■ Challenge: Reproduce the data exactly and drop any pictures it holds.

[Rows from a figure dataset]
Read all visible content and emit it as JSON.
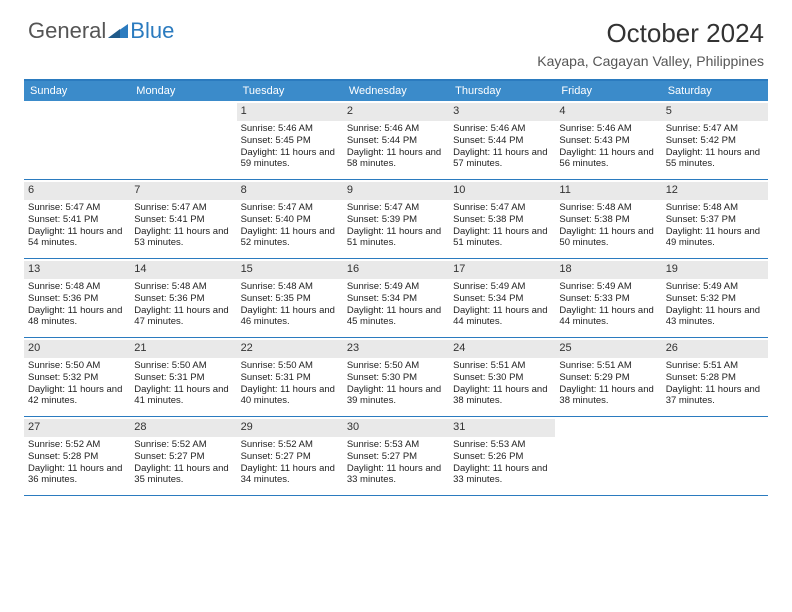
{
  "brand": {
    "part1": "General",
    "part2": "Blue"
  },
  "title": "October 2024",
  "location": "Kayapa, Cagayan Valley, Philippines",
  "day_headers": [
    "Sunday",
    "Monday",
    "Tuesday",
    "Wednesday",
    "Thursday",
    "Friday",
    "Saturday"
  ],
  "colors": {
    "header_bg": "#3b8bca",
    "header_text": "#ffffff",
    "border": "#2b7bbf",
    "daynum_bg": "#e9e9e9",
    "text": "#222222"
  },
  "weeks": [
    [
      {
        "n": "",
        "sr": "",
        "ss": "",
        "dl": ""
      },
      {
        "n": "",
        "sr": "",
        "ss": "",
        "dl": ""
      },
      {
        "n": "1",
        "sr": "Sunrise: 5:46 AM",
        "ss": "Sunset: 5:45 PM",
        "dl": "Daylight: 11 hours and 59 minutes."
      },
      {
        "n": "2",
        "sr": "Sunrise: 5:46 AM",
        "ss": "Sunset: 5:44 PM",
        "dl": "Daylight: 11 hours and 58 minutes."
      },
      {
        "n": "3",
        "sr": "Sunrise: 5:46 AM",
        "ss": "Sunset: 5:44 PM",
        "dl": "Daylight: 11 hours and 57 minutes."
      },
      {
        "n": "4",
        "sr": "Sunrise: 5:46 AM",
        "ss": "Sunset: 5:43 PM",
        "dl": "Daylight: 11 hours and 56 minutes."
      },
      {
        "n": "5",
        "sr": "Sunrise: 5:47 AM",
        "ss": "Sunset: 5:42 PM",
        "dl": "Daylight: 11 hours and 55 minutes."
      }
    ],
    [
      {
        "n": "6",
        "sr": "Sunrise: 5:47 AM",
        "ss": "Sunset: 5:41 PM",
        "dl": "Daylight: 11 hours and 54 minutes."
      },
      {
        "n": "7",
        "sr": "Sunrise: 5:47 AM",
        "ss": "Sunset: 5:41 PM",
        "dl": "Daylight: 11 hours and 53 minutes."
      },
      {
        "n": "8",
        "sr": "Sunrise: 5:47 AM",
        "ss": "Sunset: 5:40 PM",
        "dl": "Daylight: 11 hours and 52 minutes."
      },
      {
        "n": "9",
        "sr": "Sunrise: 5:47 AM",
        "ss": "Sunset: 5:39 PM",
        "dl": "Daylight: 11 hours and 51 minutes."
      },
      {
        "n": "10",
        "sr": "Sunrise: 5:47 AM",
        "ss": "Sunset: 5:38 PM",
        "dl": "Daylight: 11 hours and 51 minutes."
      },
      {
        "n": "11",
        "sr": "Sunrise: 5:48 AM",
        "ss": "Sunset: 5:38 PM",
        "dl": "Daylight: 11 hours and 50 minutes."
      },
      {
        "n": "12",
        "sr": "Sunrise: 5:48 AM",
        "ss": "Sunset: 5:37 PM",
        "dl": "Daylight: 11 hours and 49 minutes."
      }
    ],
    [
      {
        "n": "13",
        "sr": "Sunrise: 5:48 AM",
        "ss": "Sunset: 5:36 PM",
        "dl": "Daylight: 11 hours and 48 minutes."
      },
      {
        "n": "14",
        "sr": "Sunrise: 5:48 AM",
        "ss": "Sunset: 5:36 PM",
        "dl": "Daylight: 11 hours and 47 minutes."
      },
      {
        "n": "15",
        "sr": "Sunrise: 5:48 AM",
        "ss": "Sunset: 5:35 PM",
        "dl": "Daylight: 11 hours and 46 minutes."
      },
      {
        "n": "16",
        "sr": "Sunrise: 5:49 AM",
        "ss": "Sunset: 5:34 PM",
        "dl": "Daylight: 11 hours and 45 minutes."
      },
      {
        "n": "17",
        "sr": "Sunrise: 5:49 AM",
        "ss": "Sunset: 5:34 PM",
        "dl": "Daylight: 11 hours and 44 minutes."
      },
      {
        "n": "18",
        "sr": "Sunrise: 5:49 AM",
        "ss": "Sunset: 5:33 PM",
        "dl": "Daylight: 11 hours and 44 minutes."
      },
      {
        "n": "19",
        "sr": "Sunrise: 5:49 AM",
        "ss": "Sunset: 5:32 PM",
        "dl": "Daylight: 11 hours and 43 minutes."
      }
    ],
    [
      {
        "n": "20",
        "sr": "Sunrise: 5:50 AM",
        "ss": "Sunset: 5:32 PM",
        "dl": "Daylight: 11 hours and 42 minutes."
      },
      {
        "n": "21",
        "sr": "Sunrise: 5:50 AM",
        "ss": "Sunset: 5:31 PM",
        "dl": "Daylight: 11 hours and 41 minutes."
      },
      {
        "n": "22",
        "sr": "Sunrise: 5:50 AM",
        "ss": "Sunset: 5:31 PM",
        "dl": "Daylight: 11 hours and 40 minutes."
      },
      {
        "n": "23",
        "sr": "Sunrise: 5:50 AM",
        "ss": "Sunset: 5:30 PM",
        "dl": "Daylight: 11 hours and 39 minutes."
      },
      {
        "n": "24",
        "sr": "Sunrise: 5:51 AM",
        "ss": "Sunset: 5:30 PM",
        "dl": "Daylight: 11 hours and 38 minutes."
      },
      {
        "n": "25",
        "sr": "Sunrise: 5:51 AM",
        "ss": "Sunset: 5:29 PM",
        "dl": "Daylight: 11 hours and 38 minutes."
      },
      {
        "n": "26",
        "sr": "Sunrise: 5:51 AM",
        "ss": "Sunset: 5:28 PM",
        "dl": "Daylight: 11 hours and 37 minutes."
      }
    ],
    [
      {
        "n": "27",
        "sr": "Sunrise: 5:52 AM",
        "ss": "Sunset: 5:28 PM",
        "dl": "Daylight: 11 hours and 36 minutes."
      },
      {
        "n": "28",
        "sr": "Sunrise: 5:52 AM",
        "ss": "Sunset: 5:27 PM",
        "dl": "Daylight: 11 hours and 35 minutes."
      },
      {
        "n": "29",
        "sr": "Sunrise: 5:52 AM",
        "ss": "Sunset: 5:27 PM",
        "dl": "Daylight: 11 hours and 34 minutes."
      },
      {
        "n": "30",
        "sr": "Sunrise: 5:53 AM",
        "ss": "Sunset: 5:27 PM",
        "dl": "Daylight: 11 hours and 33 minutes."
      },
      {
        "n": "31",
        "sr": "Sunrise: 5:53 AM",
        "ss": "Sunset: 5:26 PM",
        "dl": "Daylight: 11 hours and 33 minutes."
      },
      {
        "n": "",
        "sr": "",
        "ss": "",
        "dl": ""
      },
      {
        "n": "",
        "sr": "",
        "ss": "",
        "dl": ""
      }
    ]
  ]
}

■ Exercise output:
Read all visible content and emit it as JSON.
{
  "brand": {
    "part1": "General",
    "part2": "Blue"
  },
  "title": "October 2024",
  "location": "Kayapa, Cagayan Valley, Philippines",
  "day_headers": [
    "Sunday",
    "Monday",
    "Tuesday",
    "Wednesday",
    "Thursday",
    "Friday",
    "Saturday"
  ],
  "colors": {
    "header_bg": "#3b8bca",
    "header_text": "#ffffff",
    "border": "#2b7bbf",
    "daynum_bg": "#e9e9e9",
    "text": "#222222"
  },
  "weeks": [
    [
      {
        "n": "",
        "sr": "",
        "ss": "",
        "dl": ""
      },
      {
        "n": "",
        "sr": "",
        "ss": "",
        "dl": ""
      },
      {
        "n": "1",
        "sr": "Sunrise: 5:46 AM",
        "ss": "Sunset: 5:45 PM",
        "dl": "Daylight: 11 hours and 59 minutes."
      },
      {
        "n": "2",
        "sr": "Sunrise: 5:46 AM",
        "ss": "Sunset: 5:44 PM",
        "dl": "Daylight: 11 hours and 58 minutes."
      },
      {
        "n": "3",
        "sr": "Sunrise: 5:46 AM",
        "ss": "Sunset: 5:44 PM",
        "dl": "Daylight: 11 hours and 57 minutes."
      },
      {
        "n": "4",
        "sr": "Sunrise: 5:46 AM",
        "ss": "Sunset: 5:43 PM",
        "dl": "Daylight: 11 hours and 56 minutes."
      },
      {
        "n": "5",
        "sr": "Sunrise: 5:47 AM",
        "ss": "Sunset: 5:42 PM",
        "dl": "Daylight: 11 hours and 55 minutes."
      }
    ],
    [
      {
        "n": "6",
        "sr": "Sunrise: 5:47 AM",
        "ss": "Sunset: 5:41 PM",
        "dl": "Daylight: 11 hours and 54 minutes."
      },
      {
        "n": "7",
        "sr": "Sunrise: 5:47 AM",
        "ss": "Sunset: 5:41 PM",
        "dl": "Daylight: 11 hours and 53 minutes."
      },
      {
        "n": "8",
        "sr": "Sunrise: 5:47 AM",
        "ss": "Sunset: 5:40 PM",
        "dl": "Daylight: 11 hours and 52 minutes."
      },
      {
        "n": "9",
        "sr": "Sunrise: 5:47 AM",
        "ss": "Sunset: 5:39 PM",
        "dl": "Daylight: 11 hours and 51 minutes."
      },
      {
        "n": "10",
        "sr": "Sunrise: 5:47 AM",
        "ss": "Sunset: 5:38 PM",
        "dl": "Daylight: 11 hours and 51 minutes."
      },
      {
        "n": "11",
        "sr": "Sunrise: 5:48 AM",
        "ss": "Sunset: 5:38 PM",
        "dl": "Daylight: 11 hours and 50 minutes."
      },
      {
        "n": "12",
        "sr": "Sunrise: 5:48 AM",
        "ss": "Sunset: 5:37 PM",
        "dl": "Daylight: 11 hours and 49 minutes."
      }
    ],
    [
      {
        "n": "13",
        "sr": "Sunrise: 5:48 AM",
        "ss": "Sunset: 5:36 PM",
        "dl": "Daylight: 11 hours and 48 minutes."
      },
      {
        "n": "14",
        "sr": "Sunrise: 5:48 AM",
        "ss": "Sunset: 5:36 PM",
        "dl": "Daylight: 11 hours and 47 minutes."
      },
      {
        "n": "15",
        "sr": "Sunrise: 5:48 AM",
        "ss": "Sunset: 5:35 PM",
        "dl": "Daylight: 11 hours and 46 minutes."
      },
      {
        "n": "16",
        "sr": "Sunrise: 5:49 AM",
        "ss": "Sunset: 5:34 PM",
        "dl": "Daylight: 11 hours and 45 minutes."
      },
      {
        "n": "17",
        "sr": "Sunrise: 5:49 AM",
        "ss": "Sunset: 5:34 PM",
        "dl": "Daylight: 11 hours and 44 minutes."
      },
      {
        "n": "18",
        "sr": "Sunrise: 5:49 AM",
        "ss": "Sunset: 5:33 PM",
        "dl": "Daylight: 11 hours and 44 minutes."
      },
      {
        "n": "19",
        "sr": "Sunrise: 5:49 AM",
        "ss": "Sunset: 5:32 PM",
        "dl": "Daylight: 11 hours and 43 minutes."
      }
    ],
    [
      {
        "n": "20",
        "sr": "Sunrise: 5:50 AM",
        "ss": "Sunset: 5:32 PM",
        "dl": "Daylight: 11 hours and 42 minutes."
      },
      {
        "n": "21",
        "sr": "Sunrise: 5:50 AM",
        "ss": "Sunset: 5:31 PM",
        "dl": "Daylight: 11 hours and 41 minutes."
      },
      {
        "n": "22",
        "sr": "Sunrise: 5:50 AM",
        "ss": "Sunset: 5:31 PM",
        "dl": "Daylight: 11 hours and 40 minutes."
      },
      {
        "n": "23",
        "sr": "Sunrise: 5:50 AM",
        "ss": "Sunset: 5:30 PM",
        "dl": "Daylight: 11 hours and 39 minutes."
      },
      {
        "n": "24",
        "sr": "Sunrise: 5:51 AM",
        "ss": "Sunset: 5:30 PM",
        "dl": "Daylight: 11 hours and 38 minutes."
      },
      {
        "n": "25",
        "sr": "Sunrise: 5:51 AM",
        "ss": "Sunset: 5:29 PM",
        "dl": "Daylight: 11 hours and 38 minutes."
      },
      {
        "n": "26",
        "sr": "Sunrise: 5:51 AM",
        "ss": "Sunset: 5:28 PM",
        "dl": "Daylight: 11 hours and 37 minutes."
      }
    ],
    [
      {
        "n": "27",
        "sr": "Sunrise: 5:52 AM",
        "ss": "Sunset: 5:28 PM",
        "dl": "Daylight: 11 hours and 36 minutes."
      },
      {
        "n": "28",
        "sr": "Sunrise: 5:52 AM",
        "ss": "Sunset: 5:27 PM",
        "dl": "Daylight: 11 hours and 35 minutes."
      },
      {
        "n": "29",
        "sr": "Sunrise: 5:52 AM",
        "ss": "Sunset: 5:27 PM",
        "dl": "Daylight: 11 hours and 34 minutes."
      },
      {
        "n": "30",
        "sr": "Sunrise: 5:53 AM",
        "ss": "Sunset: 5:27 PM",
        "dl": "Daylight: 11 hours and 33 minutes."
      },
      {
        "n": "31",
        "sr": "Sunrise: 5:53 AM",
        "ss": "Sunset: 5:26 PM",
        "dl": "Daylight: 11 hours and 33 minutes."
      },
      {
        "n": "",
        "sr": "",
        "ss": "",
        "dl": ""
      },
      {
        "n": "",
        "sr": "",
        "ss": "",
        "dl": ""
      }
    ]
  ]
}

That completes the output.